--- start ---
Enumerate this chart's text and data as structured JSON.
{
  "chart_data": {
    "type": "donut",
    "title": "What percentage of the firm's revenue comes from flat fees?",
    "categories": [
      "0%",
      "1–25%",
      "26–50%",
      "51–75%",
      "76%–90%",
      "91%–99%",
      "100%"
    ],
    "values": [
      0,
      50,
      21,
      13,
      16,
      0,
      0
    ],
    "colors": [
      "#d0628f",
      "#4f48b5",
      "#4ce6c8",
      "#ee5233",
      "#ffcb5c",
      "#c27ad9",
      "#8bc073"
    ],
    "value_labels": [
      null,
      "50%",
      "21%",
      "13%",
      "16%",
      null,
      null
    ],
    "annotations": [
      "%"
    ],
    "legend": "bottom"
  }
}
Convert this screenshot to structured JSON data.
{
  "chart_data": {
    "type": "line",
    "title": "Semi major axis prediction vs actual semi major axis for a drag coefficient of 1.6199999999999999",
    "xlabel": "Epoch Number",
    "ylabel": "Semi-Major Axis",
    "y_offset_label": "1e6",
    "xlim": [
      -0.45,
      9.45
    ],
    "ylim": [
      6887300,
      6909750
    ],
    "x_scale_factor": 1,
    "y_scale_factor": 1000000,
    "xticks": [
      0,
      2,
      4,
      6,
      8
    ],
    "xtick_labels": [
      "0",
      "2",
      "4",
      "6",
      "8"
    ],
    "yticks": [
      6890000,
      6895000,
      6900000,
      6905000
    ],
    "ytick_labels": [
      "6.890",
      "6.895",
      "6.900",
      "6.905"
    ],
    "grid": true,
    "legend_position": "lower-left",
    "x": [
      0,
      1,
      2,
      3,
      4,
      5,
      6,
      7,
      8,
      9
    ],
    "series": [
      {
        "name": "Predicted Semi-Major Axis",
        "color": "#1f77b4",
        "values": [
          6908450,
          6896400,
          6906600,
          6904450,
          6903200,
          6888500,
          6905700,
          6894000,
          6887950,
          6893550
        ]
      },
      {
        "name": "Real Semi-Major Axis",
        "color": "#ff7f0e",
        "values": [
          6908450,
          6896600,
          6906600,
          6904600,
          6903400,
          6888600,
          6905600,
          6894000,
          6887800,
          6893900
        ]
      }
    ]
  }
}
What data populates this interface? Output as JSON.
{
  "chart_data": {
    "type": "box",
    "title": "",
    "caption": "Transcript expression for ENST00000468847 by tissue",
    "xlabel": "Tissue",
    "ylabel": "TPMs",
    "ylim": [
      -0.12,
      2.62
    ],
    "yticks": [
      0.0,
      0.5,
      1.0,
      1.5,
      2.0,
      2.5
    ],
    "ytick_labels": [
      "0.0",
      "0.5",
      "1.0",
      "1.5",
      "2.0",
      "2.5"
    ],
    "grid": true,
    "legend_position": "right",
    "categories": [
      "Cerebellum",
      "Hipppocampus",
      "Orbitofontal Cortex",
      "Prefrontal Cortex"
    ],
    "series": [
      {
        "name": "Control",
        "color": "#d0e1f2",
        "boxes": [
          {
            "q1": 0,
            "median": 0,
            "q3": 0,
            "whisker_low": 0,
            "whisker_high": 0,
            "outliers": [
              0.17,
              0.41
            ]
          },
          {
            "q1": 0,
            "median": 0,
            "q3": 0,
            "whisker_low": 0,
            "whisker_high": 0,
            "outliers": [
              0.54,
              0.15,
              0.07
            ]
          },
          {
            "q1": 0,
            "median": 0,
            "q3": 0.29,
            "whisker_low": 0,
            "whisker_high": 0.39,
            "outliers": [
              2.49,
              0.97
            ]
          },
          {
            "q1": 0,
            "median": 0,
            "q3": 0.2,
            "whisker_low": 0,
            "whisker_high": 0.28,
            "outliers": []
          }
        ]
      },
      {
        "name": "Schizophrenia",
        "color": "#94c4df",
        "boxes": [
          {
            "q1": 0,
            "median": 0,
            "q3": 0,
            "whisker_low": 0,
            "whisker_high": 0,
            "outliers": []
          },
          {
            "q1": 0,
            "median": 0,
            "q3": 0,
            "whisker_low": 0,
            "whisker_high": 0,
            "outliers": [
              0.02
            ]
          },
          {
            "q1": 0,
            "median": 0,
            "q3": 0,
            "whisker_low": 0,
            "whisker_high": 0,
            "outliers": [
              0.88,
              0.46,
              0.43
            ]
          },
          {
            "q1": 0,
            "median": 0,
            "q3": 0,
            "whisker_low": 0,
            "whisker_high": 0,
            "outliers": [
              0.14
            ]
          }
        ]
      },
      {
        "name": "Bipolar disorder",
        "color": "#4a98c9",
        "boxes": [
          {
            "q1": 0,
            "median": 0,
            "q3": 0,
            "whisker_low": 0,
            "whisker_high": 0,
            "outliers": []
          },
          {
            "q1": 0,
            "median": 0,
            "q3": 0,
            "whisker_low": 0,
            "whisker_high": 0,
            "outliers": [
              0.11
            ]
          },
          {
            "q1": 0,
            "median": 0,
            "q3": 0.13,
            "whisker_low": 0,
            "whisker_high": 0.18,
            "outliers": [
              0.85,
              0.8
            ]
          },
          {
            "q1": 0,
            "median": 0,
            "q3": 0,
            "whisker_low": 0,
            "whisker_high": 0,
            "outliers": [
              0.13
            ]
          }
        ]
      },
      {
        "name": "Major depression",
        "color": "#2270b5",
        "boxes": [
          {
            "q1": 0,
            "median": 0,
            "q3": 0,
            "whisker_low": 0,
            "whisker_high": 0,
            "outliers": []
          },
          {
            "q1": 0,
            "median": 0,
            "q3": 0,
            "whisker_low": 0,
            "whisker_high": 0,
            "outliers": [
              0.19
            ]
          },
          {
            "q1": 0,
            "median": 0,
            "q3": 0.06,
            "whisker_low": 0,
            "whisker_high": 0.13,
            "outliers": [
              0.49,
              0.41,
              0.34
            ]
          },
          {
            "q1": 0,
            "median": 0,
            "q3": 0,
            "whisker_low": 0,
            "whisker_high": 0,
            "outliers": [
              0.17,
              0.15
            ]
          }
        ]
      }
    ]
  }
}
--- end ---
> REQUEST:
Track down the lines that include the word "this" and copy them.

> ANSWER:
Enumerate this chart's text and data as structured JSON.
Convert this screenshot to structured JSON data.
What data populates this interface? Output as JSON.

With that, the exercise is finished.